##### Materials provided #####

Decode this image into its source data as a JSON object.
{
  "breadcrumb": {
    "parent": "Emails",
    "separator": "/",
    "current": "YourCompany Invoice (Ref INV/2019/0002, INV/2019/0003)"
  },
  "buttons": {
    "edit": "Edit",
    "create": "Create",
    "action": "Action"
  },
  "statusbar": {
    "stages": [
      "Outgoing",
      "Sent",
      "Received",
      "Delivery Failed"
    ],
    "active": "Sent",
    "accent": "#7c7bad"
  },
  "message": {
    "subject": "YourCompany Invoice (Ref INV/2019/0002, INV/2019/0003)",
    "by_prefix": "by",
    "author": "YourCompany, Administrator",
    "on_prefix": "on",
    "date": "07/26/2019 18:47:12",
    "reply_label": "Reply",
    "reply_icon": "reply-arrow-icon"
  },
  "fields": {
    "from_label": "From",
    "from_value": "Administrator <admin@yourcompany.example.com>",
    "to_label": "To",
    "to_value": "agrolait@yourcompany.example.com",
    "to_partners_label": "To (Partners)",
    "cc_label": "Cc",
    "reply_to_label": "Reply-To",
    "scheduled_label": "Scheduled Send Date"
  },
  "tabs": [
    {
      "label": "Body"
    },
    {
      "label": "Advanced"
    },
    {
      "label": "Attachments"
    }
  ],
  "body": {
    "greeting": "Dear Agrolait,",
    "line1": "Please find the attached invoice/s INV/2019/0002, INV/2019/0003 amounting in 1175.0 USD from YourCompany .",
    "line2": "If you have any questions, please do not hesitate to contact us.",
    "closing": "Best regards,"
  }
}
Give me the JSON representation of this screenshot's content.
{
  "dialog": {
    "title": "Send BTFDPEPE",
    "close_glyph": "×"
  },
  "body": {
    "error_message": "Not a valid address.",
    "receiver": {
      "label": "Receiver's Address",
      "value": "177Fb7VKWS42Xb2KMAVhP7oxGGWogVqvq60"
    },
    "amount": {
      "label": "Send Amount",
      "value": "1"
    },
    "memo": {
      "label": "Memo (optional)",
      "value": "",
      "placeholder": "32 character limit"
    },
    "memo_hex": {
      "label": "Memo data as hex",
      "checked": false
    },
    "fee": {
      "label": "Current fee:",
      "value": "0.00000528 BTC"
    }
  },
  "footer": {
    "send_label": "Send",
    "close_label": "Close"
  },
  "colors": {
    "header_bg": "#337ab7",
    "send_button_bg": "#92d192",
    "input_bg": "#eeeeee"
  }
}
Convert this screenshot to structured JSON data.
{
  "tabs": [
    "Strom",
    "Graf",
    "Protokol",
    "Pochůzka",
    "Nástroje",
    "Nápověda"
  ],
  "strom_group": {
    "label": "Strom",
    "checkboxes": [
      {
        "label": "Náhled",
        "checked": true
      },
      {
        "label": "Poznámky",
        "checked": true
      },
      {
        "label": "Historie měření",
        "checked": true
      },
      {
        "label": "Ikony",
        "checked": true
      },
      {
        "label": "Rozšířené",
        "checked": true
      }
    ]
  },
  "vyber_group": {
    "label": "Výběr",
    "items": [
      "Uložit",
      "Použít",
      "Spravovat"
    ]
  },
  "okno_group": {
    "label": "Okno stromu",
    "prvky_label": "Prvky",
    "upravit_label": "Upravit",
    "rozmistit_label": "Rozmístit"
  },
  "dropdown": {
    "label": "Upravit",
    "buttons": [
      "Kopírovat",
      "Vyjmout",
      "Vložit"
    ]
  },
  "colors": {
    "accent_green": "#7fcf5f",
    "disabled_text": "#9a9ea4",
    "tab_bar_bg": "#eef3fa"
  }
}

#####

Directive -
Transcribe the whole listing exactly.

Output of the exercise -
Decode this image into its source data as a JSON object.
{
  "breadcrumb": {
    "parent": "Emails",
    "separator": "/",
    "current": "YourCompany Invoice (Ref INV/2019/0002, INV/2019/0003)"
  },
  "buttons": {
    "edit": "Edit",
    "create": "Create",
    "action": "Action"
  },
  "statusbar": {
    "stages": [
      "Outgoing",
      "Sent",
      "Received",
      "Delivery Failed"
    ],
    "active": "Sent",
    "accent": "#7c7bad"
  },
  "message": {
    "subject": "YourCompany Invoice (Ref INV/2019/0002, INV/2019/0003)",
    "by_prefix": "by",
    "author": "YourCompany, Administrator",
    "on_prefix": "on",
    "date": "07/26/2019 18:47:12",
    "reply_label": "Reply",
    "reply_icon": "reply-arrow-icon"
  },
  "fields": {
    "from_label": "From",
    "from_value": "Administrator <admin@yourcompany.example.com>",
    "to_label": "To",
    "to_value": "agrolait@yourcompany.example.com",
    "to_partners_label": "To (Partners)",
    "cc_label": "Cc",
    "reply_to_label": "Reply-To",
    "scheduled_label": "Scheduled Send Date"
  },
  "tabs": [
    {
      "label": "Body"
    },
    {
      "label": "Advanced"
    },
    {
      "label": "Attachments"
    }
  ],
  "body": {
    "greeting": "Dear Agrolait,",
    "line1": "Please find the attached invoice/s INV/2019/0002, INV/2019/0003 amounting in 1175.0 USD from YourCompany .",
    "line2": "If you have any questions, please do not hesitate to contact us.",
    "closing": "Best regards,"
  }
}
Give me the JSON representation of this screenshot's content.
{
  "dialog": {
    "title": "Send BTFDPEPE",
    "close_glyph": "×"
  },
  "body": {
    "error_message": "Not a valid address.",
    "receiver": {
      "label": "Receiver's Address",
      "value": "177Fb7VKWS42Xb2KMAVhP7oxGGWogVqvq60"
    },
    "amount": {
      "label": "Send Amount",
      "value": "1"
    },
    "memo": {
      "label": "Memo (optional)",
      "value": "",
      "placeholder": "32 character limit"
    },
    "memo_hex": {
      "label": "Memo data as hex",
      "checked": false
    },
    "fee": {
      "label": "Current fee:",
      "value": "0.00000528 BTC"
    }
  },
  "footer": {
    "send_label": "Send",
    "close_label": "Close"
  },
  "colors": {
    "header_bg": "#337ab7",
    "send_button_bg": "#92d192",
    "input_bg": "#eeeeee"
  }
}
Convert this screenshot to structured JSON data.
{
  "tabs": [
    "Strom",
    "Graf",
    "Protokol",
    "Pochůzka",
    "Nástroje",
    "Nápověda"
  ],
  "strom_group": {
    "label": "Strom",
    "checkboxes": [
      {
        "label": "Náhled",
        "checked": true
      },
      {
        "label": "Poznámky",
        "checked": true
      },
      {
        "label": "Historie měření",
        "checked": true
      },
      {
        "label": "Ikony",
        "checked": true
      },
      {
        "label": "Rozšířené",
        "checked": true
      }
    ]
  },
  "vyber_group": {
    "label": "Výběr",
    "items": [
      "Uložit",
      "Použít",
      "Spravovat"
    ]
  },
  "okno_group": {
    "label": "Okno stromu",
    "prvky_label": "Prvky",
    "upravit_label": "Upravit",
    "rozmistit_label": "Rozmístit"
  },
  "dropdown": {
    "label": "Upravit",
    "buttons": [
      "Kopírovat",
      "Vyjmout",
      "Vložit"
    ]
  },
  "colors": {
    "accent_green": "#7fcf5f",
    "disabled_text": "#9a9ea4",
    "tab_bar_bg": "#eef3fa"
  }
}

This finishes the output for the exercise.